Records for this exercise -

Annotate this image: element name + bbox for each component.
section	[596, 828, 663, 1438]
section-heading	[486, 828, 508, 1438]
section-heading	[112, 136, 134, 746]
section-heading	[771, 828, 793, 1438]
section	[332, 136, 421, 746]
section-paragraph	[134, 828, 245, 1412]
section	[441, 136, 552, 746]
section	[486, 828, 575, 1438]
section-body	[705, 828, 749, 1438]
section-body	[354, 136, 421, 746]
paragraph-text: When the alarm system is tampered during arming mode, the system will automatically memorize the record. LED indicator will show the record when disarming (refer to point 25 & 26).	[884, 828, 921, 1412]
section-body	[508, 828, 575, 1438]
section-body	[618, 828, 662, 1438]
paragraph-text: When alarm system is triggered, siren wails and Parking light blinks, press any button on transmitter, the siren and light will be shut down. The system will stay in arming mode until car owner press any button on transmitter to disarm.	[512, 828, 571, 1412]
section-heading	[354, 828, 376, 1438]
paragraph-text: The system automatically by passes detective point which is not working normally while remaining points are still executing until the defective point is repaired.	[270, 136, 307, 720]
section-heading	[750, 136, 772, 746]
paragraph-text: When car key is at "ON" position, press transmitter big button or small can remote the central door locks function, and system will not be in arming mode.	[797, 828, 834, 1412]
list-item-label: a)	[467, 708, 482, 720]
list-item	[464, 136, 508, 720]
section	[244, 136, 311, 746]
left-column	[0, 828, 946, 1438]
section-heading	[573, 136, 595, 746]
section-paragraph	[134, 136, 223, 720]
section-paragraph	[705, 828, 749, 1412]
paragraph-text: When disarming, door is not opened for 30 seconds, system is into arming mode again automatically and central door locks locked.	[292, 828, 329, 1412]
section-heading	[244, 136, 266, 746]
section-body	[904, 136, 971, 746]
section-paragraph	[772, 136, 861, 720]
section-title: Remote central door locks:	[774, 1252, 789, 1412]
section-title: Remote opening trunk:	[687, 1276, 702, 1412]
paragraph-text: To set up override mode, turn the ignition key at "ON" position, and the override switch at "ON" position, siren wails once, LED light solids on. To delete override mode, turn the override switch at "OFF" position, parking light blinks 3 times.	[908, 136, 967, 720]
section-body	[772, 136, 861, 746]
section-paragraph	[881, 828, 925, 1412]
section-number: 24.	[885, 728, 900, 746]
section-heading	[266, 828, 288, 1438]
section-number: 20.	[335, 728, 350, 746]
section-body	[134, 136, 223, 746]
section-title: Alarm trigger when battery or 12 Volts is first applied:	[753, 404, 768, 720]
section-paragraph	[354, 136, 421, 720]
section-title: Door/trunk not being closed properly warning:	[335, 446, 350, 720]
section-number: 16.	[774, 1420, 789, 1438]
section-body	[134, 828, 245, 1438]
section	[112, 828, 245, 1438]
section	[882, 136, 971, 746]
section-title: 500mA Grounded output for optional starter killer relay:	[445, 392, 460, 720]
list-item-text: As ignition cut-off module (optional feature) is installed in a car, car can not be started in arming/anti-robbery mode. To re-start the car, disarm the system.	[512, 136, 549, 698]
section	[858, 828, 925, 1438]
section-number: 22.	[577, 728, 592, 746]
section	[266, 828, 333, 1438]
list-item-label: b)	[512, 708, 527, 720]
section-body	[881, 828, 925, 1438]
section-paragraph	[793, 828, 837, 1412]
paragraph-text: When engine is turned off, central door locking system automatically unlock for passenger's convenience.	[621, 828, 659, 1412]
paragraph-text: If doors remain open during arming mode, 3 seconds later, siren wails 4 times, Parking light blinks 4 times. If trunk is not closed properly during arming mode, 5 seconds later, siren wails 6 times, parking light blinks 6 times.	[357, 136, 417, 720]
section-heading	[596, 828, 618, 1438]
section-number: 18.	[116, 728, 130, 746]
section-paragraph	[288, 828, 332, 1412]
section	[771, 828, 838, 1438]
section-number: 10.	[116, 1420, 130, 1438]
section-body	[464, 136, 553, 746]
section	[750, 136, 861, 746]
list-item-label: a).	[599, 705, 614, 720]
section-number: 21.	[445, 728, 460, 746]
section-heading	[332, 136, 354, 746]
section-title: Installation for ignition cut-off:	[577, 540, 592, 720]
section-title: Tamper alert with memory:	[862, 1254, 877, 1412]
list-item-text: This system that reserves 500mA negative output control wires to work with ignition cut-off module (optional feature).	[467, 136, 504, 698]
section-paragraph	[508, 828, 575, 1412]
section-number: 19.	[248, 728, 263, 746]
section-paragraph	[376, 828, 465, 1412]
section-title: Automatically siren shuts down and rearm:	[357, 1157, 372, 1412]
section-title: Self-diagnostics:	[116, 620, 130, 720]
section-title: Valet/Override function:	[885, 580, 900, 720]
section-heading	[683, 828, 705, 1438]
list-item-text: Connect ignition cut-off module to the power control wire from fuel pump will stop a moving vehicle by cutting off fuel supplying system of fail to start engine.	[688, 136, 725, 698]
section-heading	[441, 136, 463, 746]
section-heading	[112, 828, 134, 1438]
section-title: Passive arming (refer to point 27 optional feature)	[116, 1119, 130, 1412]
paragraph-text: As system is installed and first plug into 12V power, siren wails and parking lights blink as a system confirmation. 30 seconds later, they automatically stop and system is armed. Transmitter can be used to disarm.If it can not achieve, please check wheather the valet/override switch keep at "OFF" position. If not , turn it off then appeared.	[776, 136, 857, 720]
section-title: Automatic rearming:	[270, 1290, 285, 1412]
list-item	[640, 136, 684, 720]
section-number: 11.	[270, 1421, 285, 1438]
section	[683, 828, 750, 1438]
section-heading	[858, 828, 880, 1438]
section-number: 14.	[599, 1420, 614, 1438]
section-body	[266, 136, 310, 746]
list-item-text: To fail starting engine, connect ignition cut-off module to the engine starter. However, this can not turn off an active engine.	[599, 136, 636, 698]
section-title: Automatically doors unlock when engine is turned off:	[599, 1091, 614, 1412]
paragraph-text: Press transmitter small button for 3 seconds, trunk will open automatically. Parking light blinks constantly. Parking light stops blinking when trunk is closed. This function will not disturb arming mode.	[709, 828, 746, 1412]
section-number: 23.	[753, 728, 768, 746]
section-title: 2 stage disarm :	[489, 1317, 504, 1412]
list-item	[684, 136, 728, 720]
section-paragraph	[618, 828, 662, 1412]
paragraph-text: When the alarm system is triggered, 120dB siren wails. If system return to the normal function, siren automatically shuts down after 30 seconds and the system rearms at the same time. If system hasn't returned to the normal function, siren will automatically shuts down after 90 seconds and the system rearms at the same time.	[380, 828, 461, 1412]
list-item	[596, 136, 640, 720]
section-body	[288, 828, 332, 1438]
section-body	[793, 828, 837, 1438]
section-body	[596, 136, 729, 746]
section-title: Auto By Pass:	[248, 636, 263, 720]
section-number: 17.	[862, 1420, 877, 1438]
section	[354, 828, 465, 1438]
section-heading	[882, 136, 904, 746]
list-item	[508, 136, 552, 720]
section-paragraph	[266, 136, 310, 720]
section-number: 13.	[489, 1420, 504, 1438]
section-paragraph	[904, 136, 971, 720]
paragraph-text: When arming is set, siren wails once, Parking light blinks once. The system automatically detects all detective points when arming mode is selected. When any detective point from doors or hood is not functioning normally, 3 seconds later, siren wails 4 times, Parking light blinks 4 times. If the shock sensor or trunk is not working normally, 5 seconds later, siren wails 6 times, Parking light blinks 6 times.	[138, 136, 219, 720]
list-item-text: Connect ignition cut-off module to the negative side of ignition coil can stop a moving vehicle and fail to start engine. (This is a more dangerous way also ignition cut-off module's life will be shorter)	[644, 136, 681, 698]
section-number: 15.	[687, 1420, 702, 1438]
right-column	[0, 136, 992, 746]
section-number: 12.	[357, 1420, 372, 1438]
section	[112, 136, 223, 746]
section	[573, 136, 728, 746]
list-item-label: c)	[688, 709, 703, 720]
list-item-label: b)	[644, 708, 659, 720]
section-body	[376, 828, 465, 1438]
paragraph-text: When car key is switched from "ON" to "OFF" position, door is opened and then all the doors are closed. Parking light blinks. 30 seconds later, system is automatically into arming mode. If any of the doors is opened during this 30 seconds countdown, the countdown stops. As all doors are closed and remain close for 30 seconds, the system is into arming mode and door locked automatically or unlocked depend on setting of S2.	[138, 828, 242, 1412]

Task to complete - Duplicate the records, beginning at their first line and ending with the line that contains "828, 749, 1438]".

Solution to this exercise -
Annotate this image: element name + bbox for each component.
section	[596, 828, 663, 1438]
section-heading	[486, 828, 508, 1438]
section-heading	[112, 136, 134, 746]
section-heading	[771, 828, 793, 1438]
section	[332, 136, 421, 746]
section-paragraph	[134, 828, 245, 1412]
section	[441, 136, 552, 746]
section	[486, 828, 575, 1438]
section-body	[705, 828, 749, 1438]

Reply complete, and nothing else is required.